What to produce:
Work through the following lines and count those that hold the word "name". Reply with that number only.
○ ○ ○
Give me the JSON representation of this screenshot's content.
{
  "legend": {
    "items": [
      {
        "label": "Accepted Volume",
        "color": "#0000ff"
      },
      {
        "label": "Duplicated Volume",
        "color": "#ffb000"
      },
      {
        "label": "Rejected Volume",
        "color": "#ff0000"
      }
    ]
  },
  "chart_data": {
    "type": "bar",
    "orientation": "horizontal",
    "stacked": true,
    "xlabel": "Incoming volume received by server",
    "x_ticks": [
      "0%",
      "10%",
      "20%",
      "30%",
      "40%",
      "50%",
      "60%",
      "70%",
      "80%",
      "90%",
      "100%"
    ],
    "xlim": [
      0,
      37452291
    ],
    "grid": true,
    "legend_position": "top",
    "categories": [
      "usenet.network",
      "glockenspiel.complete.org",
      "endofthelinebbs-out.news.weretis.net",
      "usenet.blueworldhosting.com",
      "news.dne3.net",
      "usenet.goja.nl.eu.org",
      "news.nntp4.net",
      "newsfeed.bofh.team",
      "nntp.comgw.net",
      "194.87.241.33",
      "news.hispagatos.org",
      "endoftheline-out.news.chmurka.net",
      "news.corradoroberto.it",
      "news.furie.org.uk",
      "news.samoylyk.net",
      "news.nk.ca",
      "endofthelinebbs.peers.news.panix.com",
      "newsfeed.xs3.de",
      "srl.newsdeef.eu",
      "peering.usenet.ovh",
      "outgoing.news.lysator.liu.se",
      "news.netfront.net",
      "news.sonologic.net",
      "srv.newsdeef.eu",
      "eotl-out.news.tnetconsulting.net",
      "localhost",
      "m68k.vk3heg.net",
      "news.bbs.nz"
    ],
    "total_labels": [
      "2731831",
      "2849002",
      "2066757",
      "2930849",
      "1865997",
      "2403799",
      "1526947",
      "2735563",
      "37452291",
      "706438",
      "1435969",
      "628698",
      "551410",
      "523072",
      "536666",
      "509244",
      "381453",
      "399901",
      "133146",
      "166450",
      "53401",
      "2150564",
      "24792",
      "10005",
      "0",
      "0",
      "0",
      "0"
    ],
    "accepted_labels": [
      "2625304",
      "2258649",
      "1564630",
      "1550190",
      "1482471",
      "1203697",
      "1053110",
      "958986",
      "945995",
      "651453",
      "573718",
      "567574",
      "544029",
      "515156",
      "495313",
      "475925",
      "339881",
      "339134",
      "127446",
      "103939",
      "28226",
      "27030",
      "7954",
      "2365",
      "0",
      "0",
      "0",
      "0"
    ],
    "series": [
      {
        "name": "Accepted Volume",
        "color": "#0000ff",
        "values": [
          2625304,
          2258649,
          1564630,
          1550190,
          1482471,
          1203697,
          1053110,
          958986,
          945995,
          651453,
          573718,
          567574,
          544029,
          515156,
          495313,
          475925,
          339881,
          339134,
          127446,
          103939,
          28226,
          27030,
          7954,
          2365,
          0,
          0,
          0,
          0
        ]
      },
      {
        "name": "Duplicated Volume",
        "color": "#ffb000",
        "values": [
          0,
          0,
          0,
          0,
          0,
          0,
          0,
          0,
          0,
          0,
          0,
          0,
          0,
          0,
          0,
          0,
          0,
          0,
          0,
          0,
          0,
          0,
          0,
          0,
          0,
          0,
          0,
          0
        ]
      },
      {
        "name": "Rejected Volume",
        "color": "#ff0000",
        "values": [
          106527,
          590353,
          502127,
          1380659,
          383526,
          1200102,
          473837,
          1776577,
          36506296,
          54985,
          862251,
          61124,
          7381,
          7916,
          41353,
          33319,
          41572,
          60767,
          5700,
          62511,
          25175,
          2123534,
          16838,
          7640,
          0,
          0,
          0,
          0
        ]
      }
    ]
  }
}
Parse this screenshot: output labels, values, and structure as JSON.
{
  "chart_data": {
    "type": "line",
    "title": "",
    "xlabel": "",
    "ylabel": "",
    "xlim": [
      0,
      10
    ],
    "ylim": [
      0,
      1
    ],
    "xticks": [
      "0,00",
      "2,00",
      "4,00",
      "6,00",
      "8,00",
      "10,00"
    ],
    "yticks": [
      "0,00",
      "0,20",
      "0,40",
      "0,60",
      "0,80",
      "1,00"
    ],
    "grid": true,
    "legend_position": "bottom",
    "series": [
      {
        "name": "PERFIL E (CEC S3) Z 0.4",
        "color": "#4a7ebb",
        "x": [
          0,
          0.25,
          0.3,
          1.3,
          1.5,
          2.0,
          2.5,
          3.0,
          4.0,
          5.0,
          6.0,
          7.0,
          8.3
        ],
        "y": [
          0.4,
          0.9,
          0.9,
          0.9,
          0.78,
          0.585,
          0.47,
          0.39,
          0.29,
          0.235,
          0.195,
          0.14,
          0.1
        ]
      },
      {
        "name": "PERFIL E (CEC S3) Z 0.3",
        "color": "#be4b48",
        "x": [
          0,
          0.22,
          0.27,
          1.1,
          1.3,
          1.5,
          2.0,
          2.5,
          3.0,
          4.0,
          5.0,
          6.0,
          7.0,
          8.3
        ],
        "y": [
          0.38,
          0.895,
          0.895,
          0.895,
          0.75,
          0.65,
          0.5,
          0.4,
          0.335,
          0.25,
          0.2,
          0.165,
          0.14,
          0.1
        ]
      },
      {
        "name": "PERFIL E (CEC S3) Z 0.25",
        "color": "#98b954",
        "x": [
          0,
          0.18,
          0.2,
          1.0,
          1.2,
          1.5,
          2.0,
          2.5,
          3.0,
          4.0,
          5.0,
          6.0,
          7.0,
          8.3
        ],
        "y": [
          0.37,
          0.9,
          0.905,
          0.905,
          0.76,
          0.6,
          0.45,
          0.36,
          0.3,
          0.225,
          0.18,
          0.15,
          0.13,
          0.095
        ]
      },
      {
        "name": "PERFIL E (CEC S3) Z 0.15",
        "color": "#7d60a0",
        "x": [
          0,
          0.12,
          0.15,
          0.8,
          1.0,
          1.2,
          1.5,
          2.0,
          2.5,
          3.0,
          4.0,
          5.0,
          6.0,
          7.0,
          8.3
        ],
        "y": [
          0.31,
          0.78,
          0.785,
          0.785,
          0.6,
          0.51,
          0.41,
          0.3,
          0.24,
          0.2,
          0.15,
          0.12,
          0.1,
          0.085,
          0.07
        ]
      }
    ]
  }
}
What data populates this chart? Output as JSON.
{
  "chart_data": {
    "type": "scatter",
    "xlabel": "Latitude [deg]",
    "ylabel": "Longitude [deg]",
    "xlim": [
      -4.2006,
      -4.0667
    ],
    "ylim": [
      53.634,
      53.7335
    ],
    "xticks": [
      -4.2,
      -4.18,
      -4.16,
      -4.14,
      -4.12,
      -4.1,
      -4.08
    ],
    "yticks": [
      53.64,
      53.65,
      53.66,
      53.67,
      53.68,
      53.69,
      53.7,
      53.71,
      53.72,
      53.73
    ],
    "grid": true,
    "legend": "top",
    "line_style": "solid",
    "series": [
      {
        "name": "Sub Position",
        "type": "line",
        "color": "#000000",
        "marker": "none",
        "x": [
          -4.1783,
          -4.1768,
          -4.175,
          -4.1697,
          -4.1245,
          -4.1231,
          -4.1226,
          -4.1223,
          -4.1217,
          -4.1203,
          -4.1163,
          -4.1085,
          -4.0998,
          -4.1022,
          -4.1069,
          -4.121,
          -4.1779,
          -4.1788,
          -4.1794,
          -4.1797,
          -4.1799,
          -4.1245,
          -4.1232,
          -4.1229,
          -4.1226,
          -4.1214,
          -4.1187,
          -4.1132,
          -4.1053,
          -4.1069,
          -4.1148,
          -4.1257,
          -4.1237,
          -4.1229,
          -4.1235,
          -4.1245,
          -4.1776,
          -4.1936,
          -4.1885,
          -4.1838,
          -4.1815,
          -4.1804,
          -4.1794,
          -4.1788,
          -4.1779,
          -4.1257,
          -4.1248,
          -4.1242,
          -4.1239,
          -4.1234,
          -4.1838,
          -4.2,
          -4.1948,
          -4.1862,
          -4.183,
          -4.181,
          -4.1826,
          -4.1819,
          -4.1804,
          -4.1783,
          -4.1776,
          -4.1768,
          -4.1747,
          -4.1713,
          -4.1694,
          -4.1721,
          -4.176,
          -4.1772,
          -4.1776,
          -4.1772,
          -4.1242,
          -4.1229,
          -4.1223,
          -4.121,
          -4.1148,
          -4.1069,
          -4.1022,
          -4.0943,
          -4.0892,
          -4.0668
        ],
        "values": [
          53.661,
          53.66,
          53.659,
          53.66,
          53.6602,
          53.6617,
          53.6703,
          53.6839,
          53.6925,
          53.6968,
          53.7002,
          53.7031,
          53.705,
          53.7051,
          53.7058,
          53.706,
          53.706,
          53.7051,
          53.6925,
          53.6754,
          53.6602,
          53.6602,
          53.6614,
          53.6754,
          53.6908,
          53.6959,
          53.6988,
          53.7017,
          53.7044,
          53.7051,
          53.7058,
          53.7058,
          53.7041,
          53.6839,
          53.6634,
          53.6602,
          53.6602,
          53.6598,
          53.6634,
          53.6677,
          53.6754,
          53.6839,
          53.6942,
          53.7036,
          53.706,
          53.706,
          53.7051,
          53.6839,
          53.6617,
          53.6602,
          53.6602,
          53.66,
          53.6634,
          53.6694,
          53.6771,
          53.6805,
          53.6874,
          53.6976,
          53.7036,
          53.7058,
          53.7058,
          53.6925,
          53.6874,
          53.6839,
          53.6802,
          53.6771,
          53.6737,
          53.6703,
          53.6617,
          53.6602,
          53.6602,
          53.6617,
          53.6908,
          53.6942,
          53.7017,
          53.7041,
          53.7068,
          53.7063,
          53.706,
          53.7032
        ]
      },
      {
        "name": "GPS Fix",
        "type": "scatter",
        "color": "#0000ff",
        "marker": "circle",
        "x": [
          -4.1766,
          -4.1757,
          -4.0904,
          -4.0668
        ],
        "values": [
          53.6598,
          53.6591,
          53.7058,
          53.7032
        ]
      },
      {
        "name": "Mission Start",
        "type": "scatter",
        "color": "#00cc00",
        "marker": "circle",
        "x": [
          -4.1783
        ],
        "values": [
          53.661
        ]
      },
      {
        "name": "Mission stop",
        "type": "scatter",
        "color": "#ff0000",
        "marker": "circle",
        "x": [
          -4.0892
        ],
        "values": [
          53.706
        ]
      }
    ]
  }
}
○ ○ ○
Solution:
11